# Provided information start
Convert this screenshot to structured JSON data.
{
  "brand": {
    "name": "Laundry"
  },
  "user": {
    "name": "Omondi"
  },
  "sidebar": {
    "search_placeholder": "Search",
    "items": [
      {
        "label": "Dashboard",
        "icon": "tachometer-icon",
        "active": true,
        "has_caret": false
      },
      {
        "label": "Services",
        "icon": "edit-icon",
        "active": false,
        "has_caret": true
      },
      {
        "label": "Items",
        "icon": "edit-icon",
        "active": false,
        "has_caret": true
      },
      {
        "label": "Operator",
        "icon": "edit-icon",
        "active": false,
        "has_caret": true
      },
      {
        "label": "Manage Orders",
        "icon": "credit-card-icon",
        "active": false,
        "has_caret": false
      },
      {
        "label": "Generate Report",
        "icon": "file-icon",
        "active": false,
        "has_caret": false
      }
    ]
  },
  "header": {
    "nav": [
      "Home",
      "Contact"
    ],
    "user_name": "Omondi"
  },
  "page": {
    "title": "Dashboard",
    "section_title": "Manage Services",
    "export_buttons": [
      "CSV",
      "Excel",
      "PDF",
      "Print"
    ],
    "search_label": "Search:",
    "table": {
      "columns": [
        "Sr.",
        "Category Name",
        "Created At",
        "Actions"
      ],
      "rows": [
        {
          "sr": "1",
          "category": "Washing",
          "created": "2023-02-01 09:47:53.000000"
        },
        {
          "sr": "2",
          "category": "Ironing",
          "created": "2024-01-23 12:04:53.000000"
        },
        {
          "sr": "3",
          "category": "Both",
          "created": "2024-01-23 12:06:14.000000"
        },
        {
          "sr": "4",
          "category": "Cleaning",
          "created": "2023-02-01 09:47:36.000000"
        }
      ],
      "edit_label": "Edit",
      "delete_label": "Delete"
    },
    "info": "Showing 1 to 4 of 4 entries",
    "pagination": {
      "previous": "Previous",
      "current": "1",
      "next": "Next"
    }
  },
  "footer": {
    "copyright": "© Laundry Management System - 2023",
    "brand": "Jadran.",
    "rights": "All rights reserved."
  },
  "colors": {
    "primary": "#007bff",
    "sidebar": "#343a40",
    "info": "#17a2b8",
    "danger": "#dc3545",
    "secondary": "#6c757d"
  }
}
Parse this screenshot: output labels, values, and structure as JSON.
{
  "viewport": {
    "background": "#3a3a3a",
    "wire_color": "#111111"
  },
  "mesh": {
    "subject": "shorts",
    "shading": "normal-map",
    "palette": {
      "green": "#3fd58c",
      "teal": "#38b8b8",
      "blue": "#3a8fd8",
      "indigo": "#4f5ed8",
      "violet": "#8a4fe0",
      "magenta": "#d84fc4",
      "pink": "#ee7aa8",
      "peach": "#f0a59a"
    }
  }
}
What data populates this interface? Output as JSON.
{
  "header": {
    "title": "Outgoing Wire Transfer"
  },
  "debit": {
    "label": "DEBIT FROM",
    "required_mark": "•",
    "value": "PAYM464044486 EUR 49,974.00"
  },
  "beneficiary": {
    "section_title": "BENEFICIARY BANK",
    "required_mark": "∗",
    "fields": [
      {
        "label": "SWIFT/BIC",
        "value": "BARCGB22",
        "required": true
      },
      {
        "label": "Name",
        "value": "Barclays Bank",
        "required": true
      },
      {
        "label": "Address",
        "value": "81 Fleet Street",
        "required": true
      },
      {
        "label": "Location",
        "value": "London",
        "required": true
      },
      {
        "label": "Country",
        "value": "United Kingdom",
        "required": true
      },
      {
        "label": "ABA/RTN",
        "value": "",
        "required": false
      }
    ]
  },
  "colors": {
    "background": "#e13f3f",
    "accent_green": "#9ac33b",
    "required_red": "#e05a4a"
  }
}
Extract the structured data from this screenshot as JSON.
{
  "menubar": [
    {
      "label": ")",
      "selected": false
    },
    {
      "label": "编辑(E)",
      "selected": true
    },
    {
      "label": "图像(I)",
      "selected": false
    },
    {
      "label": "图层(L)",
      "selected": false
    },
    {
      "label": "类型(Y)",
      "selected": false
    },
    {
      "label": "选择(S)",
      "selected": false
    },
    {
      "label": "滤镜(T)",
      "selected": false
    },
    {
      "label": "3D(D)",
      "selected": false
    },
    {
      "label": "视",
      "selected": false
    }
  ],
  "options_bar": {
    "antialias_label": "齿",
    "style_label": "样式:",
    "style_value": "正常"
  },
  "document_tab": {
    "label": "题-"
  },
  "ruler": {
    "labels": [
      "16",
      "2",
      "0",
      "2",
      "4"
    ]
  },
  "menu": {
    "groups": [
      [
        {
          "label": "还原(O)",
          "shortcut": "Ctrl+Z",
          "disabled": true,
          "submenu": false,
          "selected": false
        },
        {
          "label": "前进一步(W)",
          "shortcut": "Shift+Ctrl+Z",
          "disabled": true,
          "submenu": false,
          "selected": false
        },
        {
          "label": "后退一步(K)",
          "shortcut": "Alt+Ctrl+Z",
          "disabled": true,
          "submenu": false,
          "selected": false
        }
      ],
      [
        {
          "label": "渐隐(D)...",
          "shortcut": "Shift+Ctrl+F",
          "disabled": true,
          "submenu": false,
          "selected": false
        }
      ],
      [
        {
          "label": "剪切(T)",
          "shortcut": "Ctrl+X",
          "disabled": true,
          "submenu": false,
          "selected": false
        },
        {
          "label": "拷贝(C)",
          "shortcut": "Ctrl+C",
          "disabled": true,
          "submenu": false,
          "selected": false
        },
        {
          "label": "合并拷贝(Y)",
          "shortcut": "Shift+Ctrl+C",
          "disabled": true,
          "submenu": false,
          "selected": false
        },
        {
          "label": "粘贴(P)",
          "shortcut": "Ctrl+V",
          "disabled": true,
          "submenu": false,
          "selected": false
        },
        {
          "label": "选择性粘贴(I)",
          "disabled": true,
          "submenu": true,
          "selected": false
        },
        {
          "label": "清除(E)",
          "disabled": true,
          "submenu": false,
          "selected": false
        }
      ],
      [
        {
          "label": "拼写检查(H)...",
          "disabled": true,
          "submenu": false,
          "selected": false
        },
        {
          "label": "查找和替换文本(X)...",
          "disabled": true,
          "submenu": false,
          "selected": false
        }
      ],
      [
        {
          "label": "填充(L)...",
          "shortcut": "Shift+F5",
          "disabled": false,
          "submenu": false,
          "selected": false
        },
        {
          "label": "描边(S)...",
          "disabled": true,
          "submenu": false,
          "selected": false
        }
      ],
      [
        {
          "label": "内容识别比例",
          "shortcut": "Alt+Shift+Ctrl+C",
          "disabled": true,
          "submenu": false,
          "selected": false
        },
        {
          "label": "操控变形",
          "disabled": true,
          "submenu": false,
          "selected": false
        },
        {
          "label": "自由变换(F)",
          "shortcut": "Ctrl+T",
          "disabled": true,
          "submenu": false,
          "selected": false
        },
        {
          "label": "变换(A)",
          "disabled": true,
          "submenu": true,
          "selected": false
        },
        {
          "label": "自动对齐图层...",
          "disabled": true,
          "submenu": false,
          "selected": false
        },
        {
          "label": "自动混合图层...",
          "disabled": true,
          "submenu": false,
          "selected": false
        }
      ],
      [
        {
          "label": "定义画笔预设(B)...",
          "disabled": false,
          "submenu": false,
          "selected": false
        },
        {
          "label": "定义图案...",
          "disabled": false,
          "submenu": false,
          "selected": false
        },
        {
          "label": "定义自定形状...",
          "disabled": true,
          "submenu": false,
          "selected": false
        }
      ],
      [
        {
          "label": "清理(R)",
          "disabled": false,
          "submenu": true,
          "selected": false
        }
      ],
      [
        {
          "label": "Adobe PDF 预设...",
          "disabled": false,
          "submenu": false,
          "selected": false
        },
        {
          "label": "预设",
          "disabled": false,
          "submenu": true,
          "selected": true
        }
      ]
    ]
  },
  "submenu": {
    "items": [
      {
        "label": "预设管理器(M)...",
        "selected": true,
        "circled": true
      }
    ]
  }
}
# Provided information end
Requirement: Count how many lines include the string "data". Nothing but the number is needed.

Result for this task: 3